— Begin Extracted information —

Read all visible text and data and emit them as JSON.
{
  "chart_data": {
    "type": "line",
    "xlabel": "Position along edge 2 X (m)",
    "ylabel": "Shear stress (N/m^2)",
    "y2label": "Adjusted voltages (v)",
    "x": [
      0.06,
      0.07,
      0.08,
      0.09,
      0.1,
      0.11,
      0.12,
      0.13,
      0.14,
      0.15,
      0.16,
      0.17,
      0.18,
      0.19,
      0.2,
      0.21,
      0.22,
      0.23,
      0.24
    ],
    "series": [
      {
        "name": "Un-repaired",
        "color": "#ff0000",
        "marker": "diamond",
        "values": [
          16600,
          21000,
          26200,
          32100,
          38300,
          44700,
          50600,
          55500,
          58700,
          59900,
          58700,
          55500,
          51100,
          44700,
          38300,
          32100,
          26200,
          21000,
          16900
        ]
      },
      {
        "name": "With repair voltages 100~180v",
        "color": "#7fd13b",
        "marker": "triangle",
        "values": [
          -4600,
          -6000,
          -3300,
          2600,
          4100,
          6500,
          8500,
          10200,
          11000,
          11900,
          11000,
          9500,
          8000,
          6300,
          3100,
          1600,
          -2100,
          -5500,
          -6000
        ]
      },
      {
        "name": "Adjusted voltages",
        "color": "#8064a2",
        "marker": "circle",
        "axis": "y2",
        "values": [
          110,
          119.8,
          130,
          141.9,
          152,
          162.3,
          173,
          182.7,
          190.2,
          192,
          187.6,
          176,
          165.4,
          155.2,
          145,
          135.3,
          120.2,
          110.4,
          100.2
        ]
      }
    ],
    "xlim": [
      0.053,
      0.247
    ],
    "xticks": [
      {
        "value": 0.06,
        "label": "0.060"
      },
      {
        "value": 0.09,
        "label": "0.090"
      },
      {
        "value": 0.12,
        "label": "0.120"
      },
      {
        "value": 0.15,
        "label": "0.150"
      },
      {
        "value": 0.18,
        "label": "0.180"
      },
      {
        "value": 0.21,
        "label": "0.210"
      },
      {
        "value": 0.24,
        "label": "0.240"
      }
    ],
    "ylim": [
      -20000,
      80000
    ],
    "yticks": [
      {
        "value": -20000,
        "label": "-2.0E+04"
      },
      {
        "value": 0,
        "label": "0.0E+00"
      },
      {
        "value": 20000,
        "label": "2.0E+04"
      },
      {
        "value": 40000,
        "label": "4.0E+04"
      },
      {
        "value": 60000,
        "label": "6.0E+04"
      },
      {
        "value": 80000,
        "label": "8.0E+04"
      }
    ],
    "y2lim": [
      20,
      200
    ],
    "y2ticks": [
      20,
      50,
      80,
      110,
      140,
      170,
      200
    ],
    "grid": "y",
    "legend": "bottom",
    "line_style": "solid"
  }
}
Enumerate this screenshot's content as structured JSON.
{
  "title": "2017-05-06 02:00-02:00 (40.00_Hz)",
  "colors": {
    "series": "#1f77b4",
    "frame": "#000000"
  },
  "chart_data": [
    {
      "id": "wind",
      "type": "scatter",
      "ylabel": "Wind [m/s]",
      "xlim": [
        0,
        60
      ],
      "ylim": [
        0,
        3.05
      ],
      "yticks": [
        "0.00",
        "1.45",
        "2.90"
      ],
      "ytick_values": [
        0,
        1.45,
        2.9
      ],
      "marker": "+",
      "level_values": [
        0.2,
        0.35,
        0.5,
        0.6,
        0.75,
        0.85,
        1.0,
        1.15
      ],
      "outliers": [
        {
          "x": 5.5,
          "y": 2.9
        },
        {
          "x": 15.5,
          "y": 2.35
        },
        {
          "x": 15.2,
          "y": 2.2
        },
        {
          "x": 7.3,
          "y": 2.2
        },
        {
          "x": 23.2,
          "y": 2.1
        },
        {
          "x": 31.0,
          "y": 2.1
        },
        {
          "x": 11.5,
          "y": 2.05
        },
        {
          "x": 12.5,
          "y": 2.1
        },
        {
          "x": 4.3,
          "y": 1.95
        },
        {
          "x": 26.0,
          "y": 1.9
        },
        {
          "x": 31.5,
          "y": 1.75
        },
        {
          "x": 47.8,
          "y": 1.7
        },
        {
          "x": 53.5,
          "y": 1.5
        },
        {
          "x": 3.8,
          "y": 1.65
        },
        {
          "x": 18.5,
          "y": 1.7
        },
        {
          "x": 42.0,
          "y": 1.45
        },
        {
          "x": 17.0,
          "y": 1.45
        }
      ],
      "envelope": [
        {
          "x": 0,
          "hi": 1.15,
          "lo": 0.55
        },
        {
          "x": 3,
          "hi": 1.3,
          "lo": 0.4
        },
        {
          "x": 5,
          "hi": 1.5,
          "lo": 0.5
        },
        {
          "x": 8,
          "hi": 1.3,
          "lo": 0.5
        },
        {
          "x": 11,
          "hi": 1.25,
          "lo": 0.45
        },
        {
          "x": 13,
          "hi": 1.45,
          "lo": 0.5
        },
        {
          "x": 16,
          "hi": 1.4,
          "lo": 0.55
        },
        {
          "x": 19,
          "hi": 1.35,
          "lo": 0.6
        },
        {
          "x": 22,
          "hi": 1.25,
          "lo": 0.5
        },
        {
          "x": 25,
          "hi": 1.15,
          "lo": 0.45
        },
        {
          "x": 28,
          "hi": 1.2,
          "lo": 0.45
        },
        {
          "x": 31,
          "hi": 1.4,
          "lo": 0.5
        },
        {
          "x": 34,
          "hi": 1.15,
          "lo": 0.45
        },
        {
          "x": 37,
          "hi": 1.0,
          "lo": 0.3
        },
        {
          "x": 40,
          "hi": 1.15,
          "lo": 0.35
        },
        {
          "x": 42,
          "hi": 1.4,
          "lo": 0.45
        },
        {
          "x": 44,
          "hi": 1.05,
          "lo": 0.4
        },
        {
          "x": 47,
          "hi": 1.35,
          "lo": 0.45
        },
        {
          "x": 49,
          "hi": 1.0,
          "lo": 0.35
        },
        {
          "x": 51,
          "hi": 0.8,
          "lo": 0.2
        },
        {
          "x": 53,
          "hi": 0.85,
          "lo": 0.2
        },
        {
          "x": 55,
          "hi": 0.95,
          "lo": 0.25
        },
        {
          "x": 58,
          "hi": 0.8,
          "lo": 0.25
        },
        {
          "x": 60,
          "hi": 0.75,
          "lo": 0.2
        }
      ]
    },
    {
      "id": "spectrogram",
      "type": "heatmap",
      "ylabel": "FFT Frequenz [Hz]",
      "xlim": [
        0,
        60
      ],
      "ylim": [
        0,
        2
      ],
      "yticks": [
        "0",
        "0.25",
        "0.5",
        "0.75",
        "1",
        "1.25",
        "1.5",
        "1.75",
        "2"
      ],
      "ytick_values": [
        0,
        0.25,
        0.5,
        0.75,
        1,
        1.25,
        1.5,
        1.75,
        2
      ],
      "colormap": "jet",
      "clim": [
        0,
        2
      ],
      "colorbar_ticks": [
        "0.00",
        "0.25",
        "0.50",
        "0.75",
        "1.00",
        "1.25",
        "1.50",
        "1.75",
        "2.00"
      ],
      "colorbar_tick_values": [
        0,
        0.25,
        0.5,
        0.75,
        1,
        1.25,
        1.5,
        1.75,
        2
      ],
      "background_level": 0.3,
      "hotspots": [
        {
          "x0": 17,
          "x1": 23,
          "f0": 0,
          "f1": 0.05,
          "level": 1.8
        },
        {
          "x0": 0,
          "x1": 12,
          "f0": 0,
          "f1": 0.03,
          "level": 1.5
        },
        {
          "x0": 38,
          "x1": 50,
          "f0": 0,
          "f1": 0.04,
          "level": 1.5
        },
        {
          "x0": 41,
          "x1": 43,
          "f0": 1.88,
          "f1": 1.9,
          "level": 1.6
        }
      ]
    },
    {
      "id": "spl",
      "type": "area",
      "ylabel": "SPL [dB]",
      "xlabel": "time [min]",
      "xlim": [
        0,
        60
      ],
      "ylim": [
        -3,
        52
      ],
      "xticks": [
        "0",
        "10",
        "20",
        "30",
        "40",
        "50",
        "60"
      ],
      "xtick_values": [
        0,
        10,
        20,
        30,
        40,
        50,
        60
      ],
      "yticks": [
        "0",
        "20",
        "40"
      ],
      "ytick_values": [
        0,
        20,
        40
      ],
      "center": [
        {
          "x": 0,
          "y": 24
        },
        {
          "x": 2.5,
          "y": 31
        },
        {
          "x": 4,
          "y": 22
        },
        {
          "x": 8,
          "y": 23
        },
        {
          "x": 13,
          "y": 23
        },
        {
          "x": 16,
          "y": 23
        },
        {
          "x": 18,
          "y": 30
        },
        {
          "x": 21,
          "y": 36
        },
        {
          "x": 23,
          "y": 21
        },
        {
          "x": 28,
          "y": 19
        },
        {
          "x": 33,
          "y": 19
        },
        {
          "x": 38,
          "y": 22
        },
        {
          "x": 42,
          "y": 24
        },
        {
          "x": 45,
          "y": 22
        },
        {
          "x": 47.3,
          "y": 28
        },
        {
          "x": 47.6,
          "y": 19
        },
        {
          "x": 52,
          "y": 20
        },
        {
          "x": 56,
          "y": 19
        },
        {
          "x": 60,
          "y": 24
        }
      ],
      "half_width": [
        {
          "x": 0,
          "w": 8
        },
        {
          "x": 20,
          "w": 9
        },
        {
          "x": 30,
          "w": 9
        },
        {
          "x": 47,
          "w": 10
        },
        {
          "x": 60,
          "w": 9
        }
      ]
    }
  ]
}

— End Extracted information —

= Task description =
Lines that hold "xlabel" are the ones to copy; find all of them.

= Response to this task =
    "xlabel": "Position along edge 2 X (m)",
      "xlabel": "time [min]",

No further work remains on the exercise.